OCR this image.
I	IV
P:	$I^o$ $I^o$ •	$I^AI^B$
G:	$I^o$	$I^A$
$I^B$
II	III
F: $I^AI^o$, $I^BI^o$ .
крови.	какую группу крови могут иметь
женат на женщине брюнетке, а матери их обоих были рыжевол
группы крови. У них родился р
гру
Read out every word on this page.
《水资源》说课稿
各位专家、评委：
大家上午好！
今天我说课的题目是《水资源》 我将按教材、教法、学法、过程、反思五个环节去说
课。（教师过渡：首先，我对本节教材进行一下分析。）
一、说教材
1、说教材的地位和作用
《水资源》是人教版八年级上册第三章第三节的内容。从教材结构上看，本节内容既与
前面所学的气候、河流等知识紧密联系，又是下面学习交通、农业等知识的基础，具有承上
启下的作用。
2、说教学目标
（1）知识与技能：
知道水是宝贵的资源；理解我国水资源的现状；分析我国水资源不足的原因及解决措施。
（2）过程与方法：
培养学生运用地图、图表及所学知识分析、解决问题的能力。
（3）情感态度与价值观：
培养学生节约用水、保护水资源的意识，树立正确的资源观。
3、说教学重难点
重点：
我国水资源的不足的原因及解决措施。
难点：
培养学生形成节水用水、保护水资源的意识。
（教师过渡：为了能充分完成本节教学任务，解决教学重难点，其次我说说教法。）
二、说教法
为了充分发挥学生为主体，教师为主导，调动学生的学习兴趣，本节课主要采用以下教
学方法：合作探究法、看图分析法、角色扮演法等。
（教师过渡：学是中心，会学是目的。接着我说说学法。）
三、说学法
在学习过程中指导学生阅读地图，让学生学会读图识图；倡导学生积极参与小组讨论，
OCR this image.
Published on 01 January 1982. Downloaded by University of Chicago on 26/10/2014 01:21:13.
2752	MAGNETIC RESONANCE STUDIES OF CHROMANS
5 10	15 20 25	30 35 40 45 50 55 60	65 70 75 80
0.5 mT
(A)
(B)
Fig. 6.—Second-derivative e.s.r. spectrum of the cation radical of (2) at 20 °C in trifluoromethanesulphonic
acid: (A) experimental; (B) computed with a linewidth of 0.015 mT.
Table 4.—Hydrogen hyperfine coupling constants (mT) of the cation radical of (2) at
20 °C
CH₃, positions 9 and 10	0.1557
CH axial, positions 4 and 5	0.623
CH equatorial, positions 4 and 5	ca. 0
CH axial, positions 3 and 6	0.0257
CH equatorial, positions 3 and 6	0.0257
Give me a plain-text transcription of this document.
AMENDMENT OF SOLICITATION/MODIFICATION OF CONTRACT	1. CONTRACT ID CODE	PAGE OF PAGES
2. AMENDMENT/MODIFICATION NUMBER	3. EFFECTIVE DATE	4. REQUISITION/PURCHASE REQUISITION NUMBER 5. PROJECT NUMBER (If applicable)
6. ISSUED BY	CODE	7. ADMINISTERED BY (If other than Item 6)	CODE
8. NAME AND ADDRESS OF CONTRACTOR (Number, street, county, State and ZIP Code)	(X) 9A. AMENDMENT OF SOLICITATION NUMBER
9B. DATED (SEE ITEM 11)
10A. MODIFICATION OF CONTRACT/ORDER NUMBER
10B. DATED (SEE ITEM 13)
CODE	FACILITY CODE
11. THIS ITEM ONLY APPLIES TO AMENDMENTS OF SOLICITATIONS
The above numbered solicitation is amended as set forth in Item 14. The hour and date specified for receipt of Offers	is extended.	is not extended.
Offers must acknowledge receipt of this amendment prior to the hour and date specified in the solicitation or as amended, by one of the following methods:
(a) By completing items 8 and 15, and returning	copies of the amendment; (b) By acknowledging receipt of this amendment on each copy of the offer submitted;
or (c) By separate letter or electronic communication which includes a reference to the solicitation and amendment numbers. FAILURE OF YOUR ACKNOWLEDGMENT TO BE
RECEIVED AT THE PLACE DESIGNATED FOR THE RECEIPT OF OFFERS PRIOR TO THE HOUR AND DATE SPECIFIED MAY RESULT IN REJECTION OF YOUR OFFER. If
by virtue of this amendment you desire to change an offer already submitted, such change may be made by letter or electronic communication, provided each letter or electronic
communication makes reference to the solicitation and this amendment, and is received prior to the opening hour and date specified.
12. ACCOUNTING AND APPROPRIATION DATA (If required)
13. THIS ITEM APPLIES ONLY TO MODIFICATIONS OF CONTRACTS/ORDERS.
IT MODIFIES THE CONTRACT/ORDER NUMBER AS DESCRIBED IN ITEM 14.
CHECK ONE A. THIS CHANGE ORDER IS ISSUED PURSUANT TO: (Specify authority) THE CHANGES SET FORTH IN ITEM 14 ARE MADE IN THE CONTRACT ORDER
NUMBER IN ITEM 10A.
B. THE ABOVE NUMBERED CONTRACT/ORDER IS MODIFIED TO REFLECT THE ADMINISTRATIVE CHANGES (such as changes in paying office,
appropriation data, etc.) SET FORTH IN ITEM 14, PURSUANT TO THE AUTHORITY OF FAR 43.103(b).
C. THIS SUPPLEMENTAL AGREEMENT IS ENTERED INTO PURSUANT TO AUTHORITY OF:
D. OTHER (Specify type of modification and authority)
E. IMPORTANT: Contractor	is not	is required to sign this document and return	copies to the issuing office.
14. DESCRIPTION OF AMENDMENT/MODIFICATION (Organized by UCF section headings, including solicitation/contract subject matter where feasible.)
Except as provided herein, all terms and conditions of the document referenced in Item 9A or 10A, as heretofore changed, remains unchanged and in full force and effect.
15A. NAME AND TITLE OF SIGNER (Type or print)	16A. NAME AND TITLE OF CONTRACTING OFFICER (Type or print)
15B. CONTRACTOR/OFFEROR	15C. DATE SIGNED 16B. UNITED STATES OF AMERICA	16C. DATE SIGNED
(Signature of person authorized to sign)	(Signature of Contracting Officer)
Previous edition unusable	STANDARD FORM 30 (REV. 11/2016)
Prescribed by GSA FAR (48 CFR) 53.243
****************************************
__Your objective__: Extract, from the listing above, every line where the string "教师过渡" occurs.

__Solution below__:
课。（教师过渡：首先，我对本节教材进行一下分析。）
（教师过渡：为了能充分完成本节教学任务，解决教学重难点，其次我说说教法。）
（教师过渡：学是中心，会学是目的。接着我说说学法。）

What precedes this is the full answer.